======== PAGE TEXT ========
- Venue: Mario Recordón Athletics Training Center
- Dates: November 24
- Competitors: 8 from 6 nations
- Winning time: 11.83

Medalists
- 1st place, gold medalist(s):  / Alexis Sebastian Chavez / Argentina
- 2nd place, silver medalist(s):  / Aser Almeida / Brazil
- 3rd place, bronze medalist(s):  / Fabricio López / Argentina

= Athletics at the 2023 Parapan American Games – Men's 100 metres T36 =

The men's T36 100 metres competition of the athletics events at the 2023 Parapan American Games was held on November 24 at the Mario Recordón Athletics Training Center within the Julio Martínez National Stadium of Santiago, Chile.

==Records==
Prior to this competition, the existing world and Pan American Games records were as follows:

| World record | James Turner (AUS) | 11.72 | Dubai, United Arab Emirates | November 10, 2019 |
| Parapan American Games record | Alexis Sebastian Chavez (ARG) | 12.24 | Lima, Peru | August 27, 2019 |
| Americas record | Alexis Sebastian Chavez (ARG) | 11.91 | Tokyo, Japan | September 3, 2021 |

==Schedule==

| Date | Time | Round |
|---|---|---|
| November 24, 2023 | 19:32 | Final |

==Results==
All times shown are in seconds.
======== ENTRIES SHOWN ========
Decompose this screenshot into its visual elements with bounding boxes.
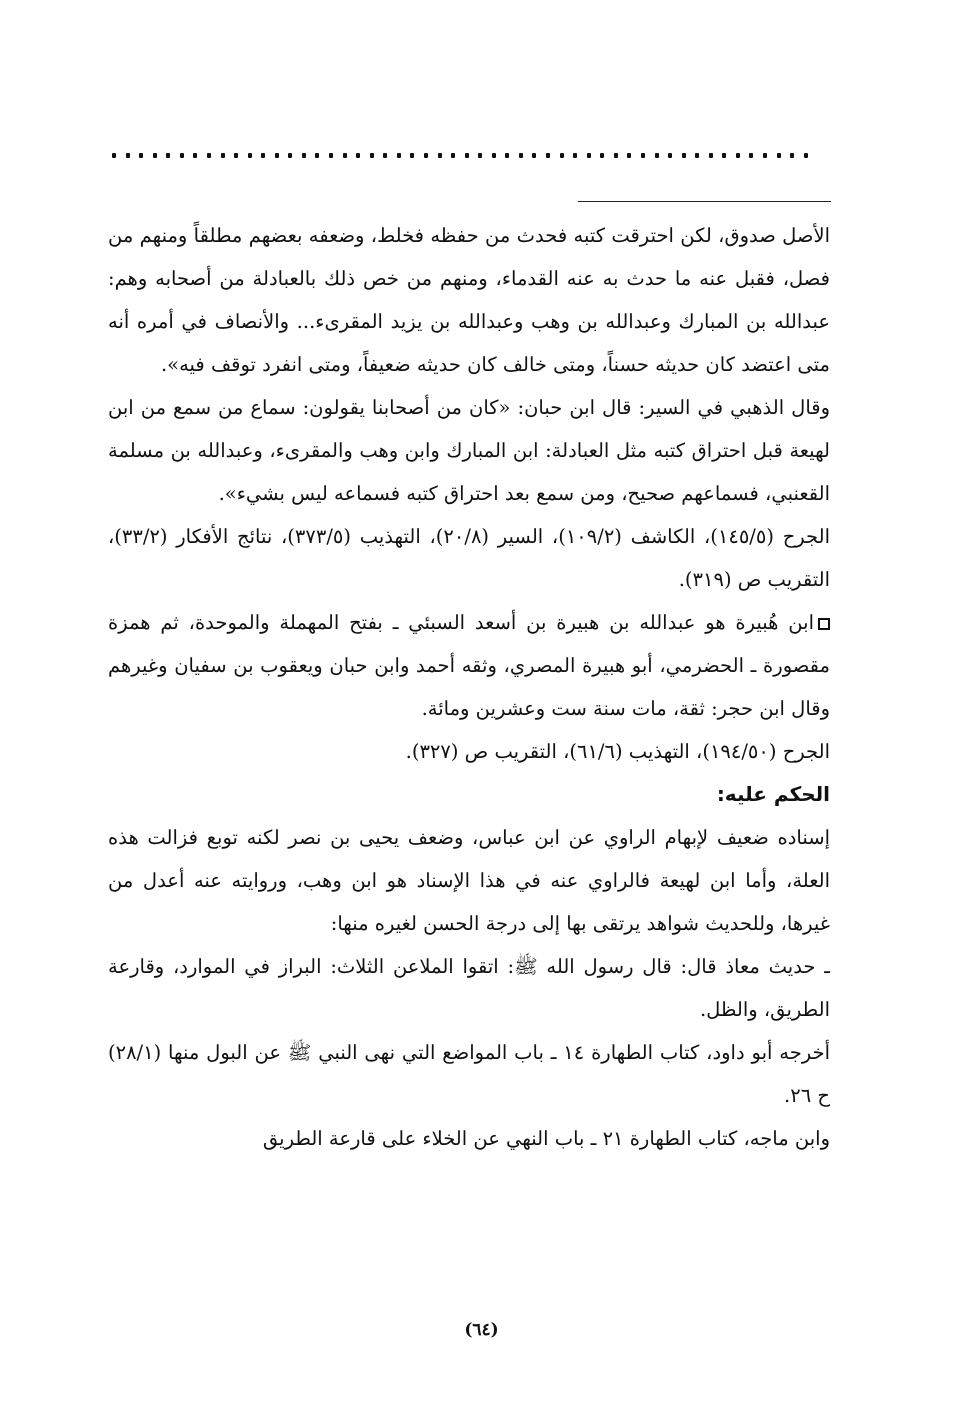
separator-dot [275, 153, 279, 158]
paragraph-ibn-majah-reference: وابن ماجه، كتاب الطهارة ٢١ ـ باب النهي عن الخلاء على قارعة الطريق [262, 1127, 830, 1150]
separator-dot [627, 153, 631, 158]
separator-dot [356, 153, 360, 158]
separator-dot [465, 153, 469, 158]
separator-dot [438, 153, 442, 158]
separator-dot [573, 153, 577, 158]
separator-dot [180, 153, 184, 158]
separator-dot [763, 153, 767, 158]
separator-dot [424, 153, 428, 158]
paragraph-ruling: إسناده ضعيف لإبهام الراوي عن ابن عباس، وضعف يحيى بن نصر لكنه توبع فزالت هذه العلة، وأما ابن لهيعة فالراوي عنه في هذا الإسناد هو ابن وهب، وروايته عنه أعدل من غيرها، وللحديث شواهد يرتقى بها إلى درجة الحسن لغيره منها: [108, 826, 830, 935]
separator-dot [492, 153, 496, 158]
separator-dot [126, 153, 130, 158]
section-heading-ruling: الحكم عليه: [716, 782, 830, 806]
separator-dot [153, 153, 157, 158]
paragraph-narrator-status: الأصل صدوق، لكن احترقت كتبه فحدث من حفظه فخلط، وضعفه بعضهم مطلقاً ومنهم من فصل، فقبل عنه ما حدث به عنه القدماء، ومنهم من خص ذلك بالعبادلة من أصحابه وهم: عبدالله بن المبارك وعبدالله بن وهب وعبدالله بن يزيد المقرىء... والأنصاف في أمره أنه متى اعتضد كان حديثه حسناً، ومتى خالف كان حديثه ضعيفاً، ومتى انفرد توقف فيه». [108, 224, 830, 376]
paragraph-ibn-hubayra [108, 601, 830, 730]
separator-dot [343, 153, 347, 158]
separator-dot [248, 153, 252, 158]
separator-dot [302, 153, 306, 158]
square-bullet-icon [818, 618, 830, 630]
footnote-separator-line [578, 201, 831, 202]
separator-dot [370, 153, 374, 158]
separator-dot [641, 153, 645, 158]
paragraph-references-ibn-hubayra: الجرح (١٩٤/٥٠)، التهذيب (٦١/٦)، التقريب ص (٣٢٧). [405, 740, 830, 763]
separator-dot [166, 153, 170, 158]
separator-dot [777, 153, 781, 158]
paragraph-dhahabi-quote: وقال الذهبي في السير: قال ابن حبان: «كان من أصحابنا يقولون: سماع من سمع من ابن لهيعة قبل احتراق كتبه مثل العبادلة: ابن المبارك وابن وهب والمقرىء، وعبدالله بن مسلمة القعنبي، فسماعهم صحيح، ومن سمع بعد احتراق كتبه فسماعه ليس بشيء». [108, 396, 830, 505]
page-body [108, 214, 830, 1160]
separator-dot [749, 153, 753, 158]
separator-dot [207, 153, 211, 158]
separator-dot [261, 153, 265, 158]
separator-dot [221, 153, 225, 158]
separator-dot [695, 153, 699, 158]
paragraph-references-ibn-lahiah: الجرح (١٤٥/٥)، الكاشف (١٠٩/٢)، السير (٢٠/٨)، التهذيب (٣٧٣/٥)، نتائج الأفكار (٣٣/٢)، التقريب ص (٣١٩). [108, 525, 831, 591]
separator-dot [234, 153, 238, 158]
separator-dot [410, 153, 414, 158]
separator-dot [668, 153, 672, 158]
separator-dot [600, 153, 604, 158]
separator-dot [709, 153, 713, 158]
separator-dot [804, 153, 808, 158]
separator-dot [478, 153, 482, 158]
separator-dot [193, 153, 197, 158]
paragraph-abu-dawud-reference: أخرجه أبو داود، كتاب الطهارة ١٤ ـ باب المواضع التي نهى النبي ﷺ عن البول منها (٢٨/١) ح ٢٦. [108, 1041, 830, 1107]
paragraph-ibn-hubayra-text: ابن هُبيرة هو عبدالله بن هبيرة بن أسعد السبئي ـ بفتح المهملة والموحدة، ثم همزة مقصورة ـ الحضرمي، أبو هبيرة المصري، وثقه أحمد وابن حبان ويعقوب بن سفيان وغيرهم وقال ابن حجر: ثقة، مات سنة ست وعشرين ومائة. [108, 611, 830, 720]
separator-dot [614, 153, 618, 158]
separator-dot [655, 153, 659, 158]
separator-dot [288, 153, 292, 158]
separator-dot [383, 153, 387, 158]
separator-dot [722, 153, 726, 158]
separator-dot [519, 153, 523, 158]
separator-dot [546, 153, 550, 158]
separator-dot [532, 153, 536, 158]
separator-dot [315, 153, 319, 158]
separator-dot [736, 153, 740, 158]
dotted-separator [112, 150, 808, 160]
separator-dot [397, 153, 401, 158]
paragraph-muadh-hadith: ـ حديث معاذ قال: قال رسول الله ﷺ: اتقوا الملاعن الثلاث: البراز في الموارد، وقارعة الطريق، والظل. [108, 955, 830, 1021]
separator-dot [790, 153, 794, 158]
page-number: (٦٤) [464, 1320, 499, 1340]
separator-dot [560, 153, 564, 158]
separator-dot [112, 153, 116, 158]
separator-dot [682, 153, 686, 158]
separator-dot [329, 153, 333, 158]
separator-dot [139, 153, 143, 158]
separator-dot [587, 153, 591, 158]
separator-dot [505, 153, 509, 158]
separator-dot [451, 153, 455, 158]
========
- [TO DO] Can you reproduce the part of the men's T36 100 metres page that opens with the words "The men's T36" and closes with "of Santiago, Chile.", switching "Santiago" to "Valparaíso"? These records were drawn from a separate source.

- [RESULT]
The men's T36 100 metres competition of the athletics events at the 2023 Parapan American Games was held on November 24 at the Mario Recordón Athletics Training Center within the Julio Martínez National Stadium of Valparaíso, Chile.